-------- Excerpted records --------

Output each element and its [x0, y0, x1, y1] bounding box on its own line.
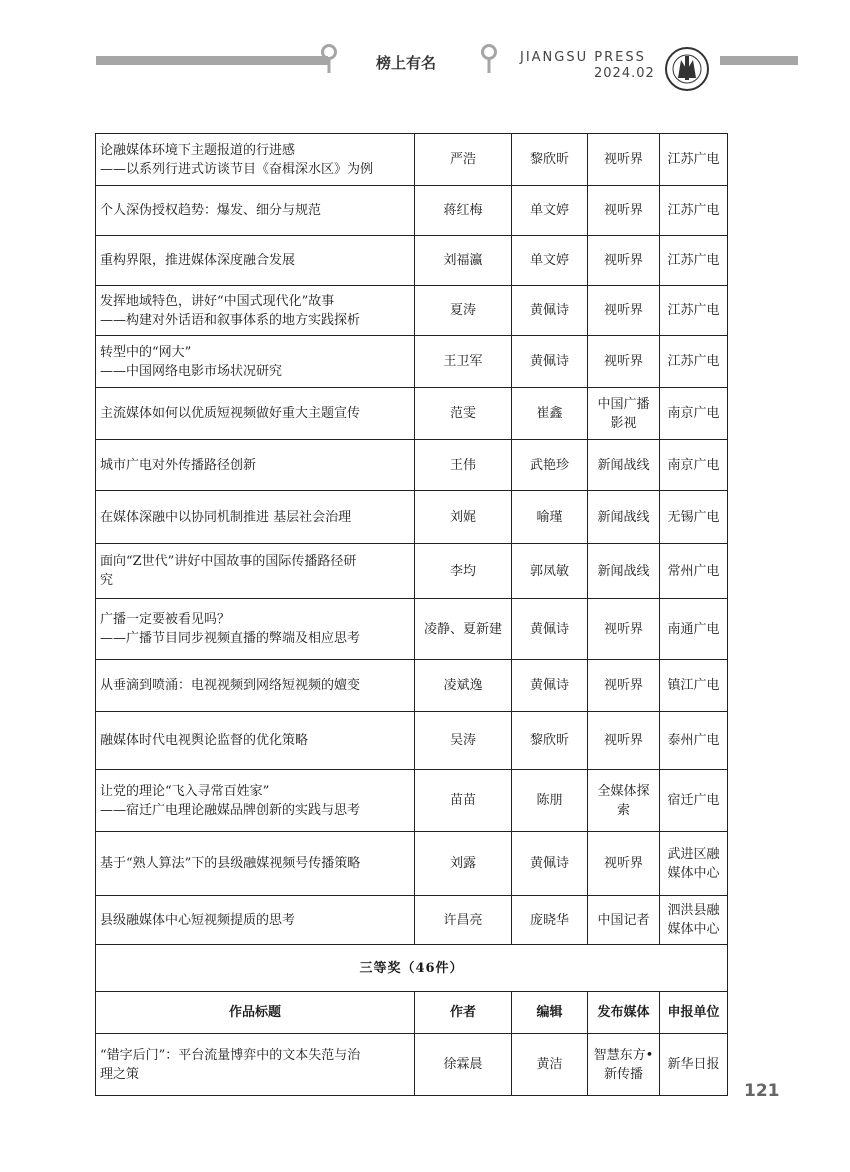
table-row	[96, 544, 728, 599]
column-header-author: 作者	[415, 992, 512, 1034]
editor-cell: 黄佩诗	[512, 832, 588, 896]
work-title-line: 广播一定要被看见吗？	[100, 612, 231, 627]
media-cell: 全媒体探索	[588, 770, 660, 832]
publication-name: JIANGSU PRESS	[520, 50, 646, 65]
section-title: 三等奖（46件）	[96, 945, 728, 992]
media-cell: 视听界	[588, 236, 660, 286]
media-cell: 视听界	[588, 712, 660, 770]
work-title	[96, 660, 415, 712]
work-title-line: 主流媒体如何以优质短视频做好重大主题宣传	[100, 406, 361, 421]
media-cell: 新闻战线	[588, 491, 660, 544]
unit-cell: 江苏广电	[660, 186, 728, 236]
author-cell: 严浩	[415, 134, 512, 186]
work-title-line: 融媒体时代电视舆论监督的优化策略	[100, 733, 309, 748]
work-title	[96, 896, 415, 945]
editor-cell: 庞晓华	[512, 896, 588, 945]
table-row	[96, 236, 728, 286]
work-title-line: 让党的理论“飞入寻常百姓家”	[100, 783, 270, 799]
work-title	[96, 336, 415, 388]
media-cell: 智慧东方•新传播	[588, 1034, 660, 1096]
column-header-unit: 申报单位	[660, 992, 728, 1034]
work-title-line: “错字后门”：平台流量博弈中的文本失范与治	[100, 1047, 361, 1063]
unit-cell: 南京广电	[660, 440, 728, 491]
column-header-title: 作品标题	[96, 992, 415, 1034]
author-cell: 夏涛	[415, 286, 512, 336]
editor-cell: 喻瑾	[512, 491, 588, 544]
author-cell: 刘露	[415, 832, 512, 896]
work-title	[96, 712, 415, 770]
work-title-line: ——构建对外话语和叙事体系的地方实践探析	[100, 312, 361, 328]
work-title-line: 发挥地域特色，讲好“中国式现代化”故事	[100, 293, 335, 309]
work-title-line: 面向“Z世代”讲好中国故事的国际传播路径研	[100, 554, 357, 569]
column-header-media: 发布媒体	[588, 992, 660, 1034]
work-title-line: 重构界限，推进媒体深度融合发展	[100, 253, 296, 268]
author-cell: 苗苗	[415, 770, 512, 832]
unit-cell: 南京广电	[660, 388, 728, 440]
table-row	[96, 896, 728, 945]
work-title	[96, 286, 415, 336]
work-title	[96, 832, 415, 896]
pin-icon	[480, 44, 498, 74]
unit-cell: 无锡广电	[660, 491, 728, 544]
unit-cell: 常州广电	[660, 544, 728, 599]
media-cell: 新闻战线	[588, 440, 660, 491]
author-cell: 王伟	[415, 440, 512, 491]
media-cell: 视听界	[588, 336, 660, 388]
work-title-line: 转型中的“网大”	[100, 344, 192, 360]
unit-cell: 江苏广电	[660, 134, 728, 186]
work-title	[96, 134, 415, 186]
work-title-line: 论融媒体环境下主题报道的行进感	[100, 142, 296, 158]
section-row	[96, 945, 728, 992]
work-title	[96, 599, 415, 660]
work-title	[96, 491, 415, 544]
table-row	[96, 491, 728, 544]
editor-cell: 黎欣昕	[512, 134, 588, 186]
media-cell: 视听界	[588, 660, 660, 712]
table-row	[96, 660, 728, 712]
work-title-line: ——中国网络电影市场状况研究	[100, 363, 283, 379]
work-title	[96, 388, 415, 440]
column-header-editor: 编辑	[512, 992, 588, 1034]
work-title	[96, 770, 415, 832]
unit-cell: 镇江广电	[660, 660, 728, 712]
table-row	[96, 832, 728, 896]
unit-cell: 新华日报	[660, 1034, 728, 1096]
work-title-line: 理之策	[100, 1066, 140, 1082]
media-cell: 视听界	[588, 832, 660, 896]
unit-cell: 江苏广电	[660, 286, 728, 336]
author-cell: 刘福瀛	[415, 236, 512, 286]
unit-cell: 泗洪县融媒体中心	[660, 896, 728, 945]
media-cell: 视听界	[588, 286, 660, 336]
pin-icon	[320, 44, 338, 74]
author-cell: 凌静、夏新建	[415, 599, 512, 660]
author-cell: 范雯	[415, 388, 512, 440]
work-title-line: 在媒体深融中以协同机制推进 基层社会治理	[100, 509, 352, 525]
table-row	[96, 770, 728, 832]
table-row	[96, 1034, 728, 1096]
media-cell: 视听界	[588, 186, 660, 236]
journal-seal-icon	[664, 46, 710, 92]
editor-cell: 单文婷	[512, 236, 588, 286]
editor-cell: 黄佩诗	[512, 336, 588, 388]
author-cell: 蒋红梅	[415, 186, 512, 236]
work-title-line: 城市广电对外传播路径创新	[100, 457, 257, 473]
media-cell: 视听界	[588, 599, 660, 660]
awards-table	[95, 133, 728, 1096]
work-title-line: ——宿迁广电理论融媒品牌创新的实践与思考	[100, 802, 361, 818]
editor-cell: 崔鑫	[512, 388, 588, 440]
work-title	[96, 544, 415, 599]
work-title	[96, 440, 415, 491]
work-title	[96, 236, 415, 286]
work-title-line: 个人深伪授权趋势：爆发、细分与规范	[100, 203, 322, 218]
work-title-line: 基于“熟人算法”下的县级融媒视频号传播策略	[100, 856, 361, 871]
table-row	[96, 599, 728, 660]
author-cell: 凌斌逸	[415, 660, 512, 712]
table-row	[96, 134, 728, 186]
header-bar-right	[720, 56, 798, 65]
editor-cell: 武艳珍	[512, 440, 588, 491]
header-bar-left	[96, 56, 328, 65]
editor-cell: 郭凤敏	[512, 544, 588, 599]
table-row	[96, 712, 728, 770]
unit-cell: 武进区融媒体中心	[660, 832, 728, 896]
media-cell: 视听界	[588, 134, 660, 186]
table-row	[96, 388, 728, 440]
editor-cell: 黄洁	[512, 1034, 588, 1096]
issue-number: 2024.02	[594, 66, 655, 81]
unit-cell: 江苏广电	[660, 236, 728, 286]
author-cell: 刘娓	[415, 491, 512, 544]
author-cell: 王卫军	[415, 336, 512, 388]
work-title-line: 从垂滴到喷涌：电视视频到网络短视频的嬗变	[100, 678, 361, 693]
table-row	[96, 440, 728, 491]
media-cell: 新闻战线	[588, 544, 660, 599]
editor-cell: 黄佩诗	[512, 599, 588, 660]
media-cell: 中国广播影视	[588, 388, 660, 440]
unit-cell: 泰州广电	[660, 712, 728, 770]
unit-cell: 江苏广电	[660, 336, 728, 388]
author-cell: 吴涛	[415, 712, 512, 770]
work-title-line: ——广播节目同步视频直播的弊端及相应思考	[100, 631, 361, 646]
page-header	[0, 0, 850, 110]
editor-cell: 黎欣昕	[512, 712, 588, 770]
work-title-line: ——以系列行进式访谈节目《奋楫深水区》为例	[100, 161, 374, 177]
author-cell: 徐霖晨	[415, 1034, 512, 1096]
editor-cell: 黄佩诗	[512, 286, 588, 336]
table-row	[96, 186, 728, 236]
work-title	[96, 186, 415, 236]
author-cell: 李均	[415, 544, 512, 599]
media-cell: 中国记者	[588, 896, 660, 945]
column-header-row	[96, 992, 728, 1034]
work-title	[96, 1034, 415, 1096]
section-name: 榜上有名	[376, 54, 437, 72]
work-title-line: 县级融媒体中心短视频提质的思考	[100, 912, 296, 928]
page-number: 121	[744, 1081, 780, 1101]
work-title-line: 究	[100, 573, 114, 588]
editor-cell: 单文婷	[512, 186, 588, 236]
editor-cell: 黄佩诗	[512, 660, 588, 712]
table-row	[96, 336, 728, 388]
author-cell: 许昌亮	[415, 896, 512, 945]
editor-cell: 陈朋	[512, 770, 588, 832]
unit-cell: 宿迁广电	[660, 770, 728, 832]
unit-cell: 南通广电	[660, 599, 728, 660]
table-row	[96, 286, 728, 336]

--------

:: Stated goal ::
Count how many lines in the records above contain the string "南京广电", and give only the number.

:: Solution to the problem ::
2